Written problem: Take each line that has the word "screenshot" and return it.

Information given:
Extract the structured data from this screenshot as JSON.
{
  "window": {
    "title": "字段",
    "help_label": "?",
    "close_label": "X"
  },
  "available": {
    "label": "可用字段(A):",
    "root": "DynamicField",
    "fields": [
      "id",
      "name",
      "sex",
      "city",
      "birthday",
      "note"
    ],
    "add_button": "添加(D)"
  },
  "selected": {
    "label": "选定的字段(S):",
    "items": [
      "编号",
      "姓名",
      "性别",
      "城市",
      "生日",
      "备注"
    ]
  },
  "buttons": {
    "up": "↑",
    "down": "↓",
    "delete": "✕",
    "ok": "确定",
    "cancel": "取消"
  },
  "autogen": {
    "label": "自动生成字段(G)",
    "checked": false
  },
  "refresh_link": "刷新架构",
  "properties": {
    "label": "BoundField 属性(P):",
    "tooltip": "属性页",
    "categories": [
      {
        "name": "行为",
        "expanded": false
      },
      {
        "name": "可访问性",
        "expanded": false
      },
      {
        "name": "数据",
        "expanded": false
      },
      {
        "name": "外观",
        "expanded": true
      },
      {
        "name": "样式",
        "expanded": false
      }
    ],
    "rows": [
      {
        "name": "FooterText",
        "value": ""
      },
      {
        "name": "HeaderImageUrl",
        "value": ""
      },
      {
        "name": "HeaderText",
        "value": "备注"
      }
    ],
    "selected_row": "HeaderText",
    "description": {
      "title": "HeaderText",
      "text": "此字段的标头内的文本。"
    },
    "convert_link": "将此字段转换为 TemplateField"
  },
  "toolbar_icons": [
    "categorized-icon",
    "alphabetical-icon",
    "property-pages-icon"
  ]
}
--
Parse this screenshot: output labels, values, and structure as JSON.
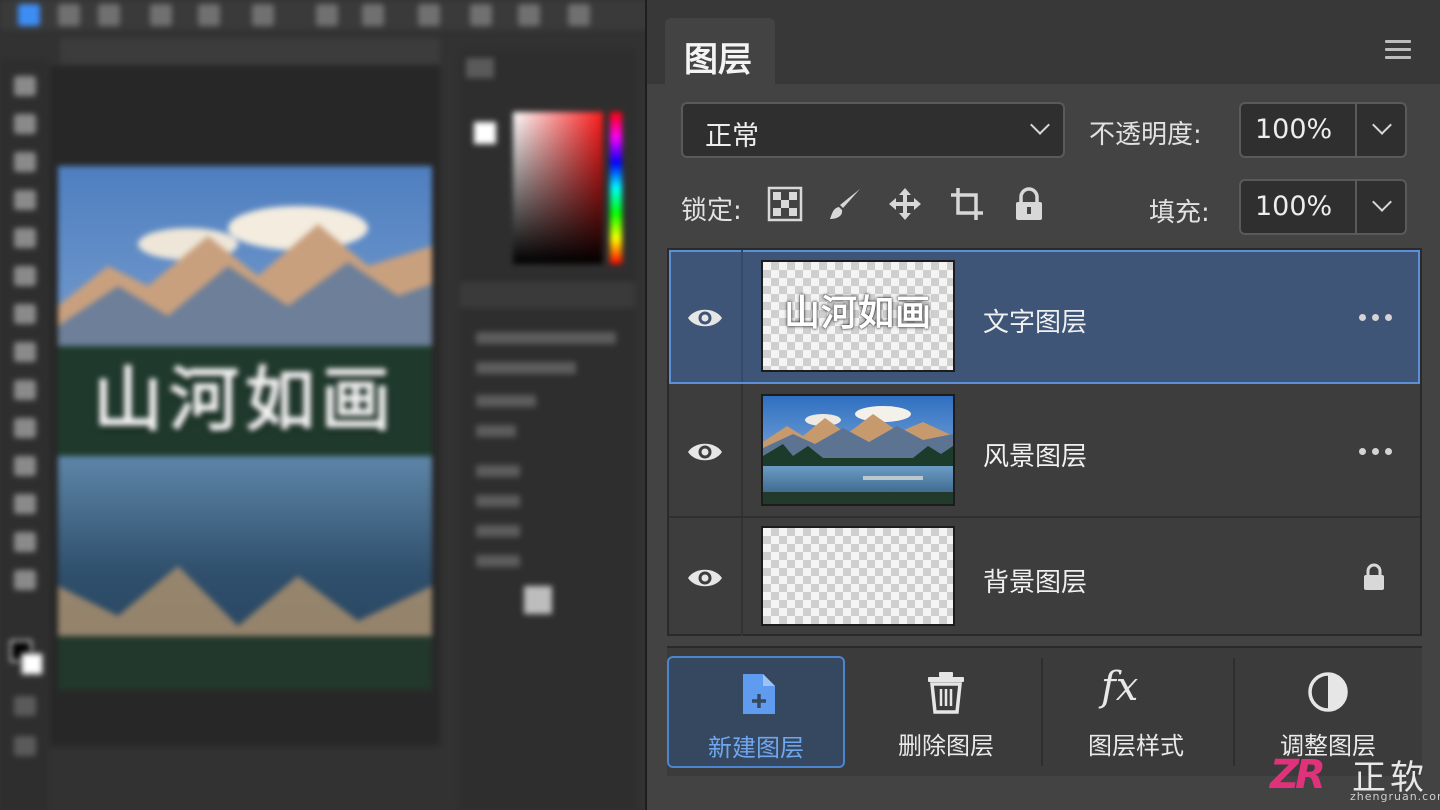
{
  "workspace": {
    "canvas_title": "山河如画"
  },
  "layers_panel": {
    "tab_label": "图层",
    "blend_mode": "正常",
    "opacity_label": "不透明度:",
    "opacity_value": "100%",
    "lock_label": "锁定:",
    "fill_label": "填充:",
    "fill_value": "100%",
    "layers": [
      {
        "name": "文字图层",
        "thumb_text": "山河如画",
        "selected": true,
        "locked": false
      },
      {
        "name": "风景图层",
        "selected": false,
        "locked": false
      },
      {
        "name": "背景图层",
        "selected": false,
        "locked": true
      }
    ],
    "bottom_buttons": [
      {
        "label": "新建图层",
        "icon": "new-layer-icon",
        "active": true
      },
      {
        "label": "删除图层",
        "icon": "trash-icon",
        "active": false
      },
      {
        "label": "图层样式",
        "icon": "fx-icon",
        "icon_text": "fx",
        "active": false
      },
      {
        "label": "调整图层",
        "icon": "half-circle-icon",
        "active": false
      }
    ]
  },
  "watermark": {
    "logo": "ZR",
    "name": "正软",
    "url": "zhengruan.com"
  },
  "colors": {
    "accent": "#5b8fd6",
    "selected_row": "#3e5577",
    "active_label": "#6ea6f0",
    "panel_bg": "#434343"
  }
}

Response below:
Extract the structured data from this screenshot as JSON.
Parse this screenshot: output labels, values, and structure as JSON.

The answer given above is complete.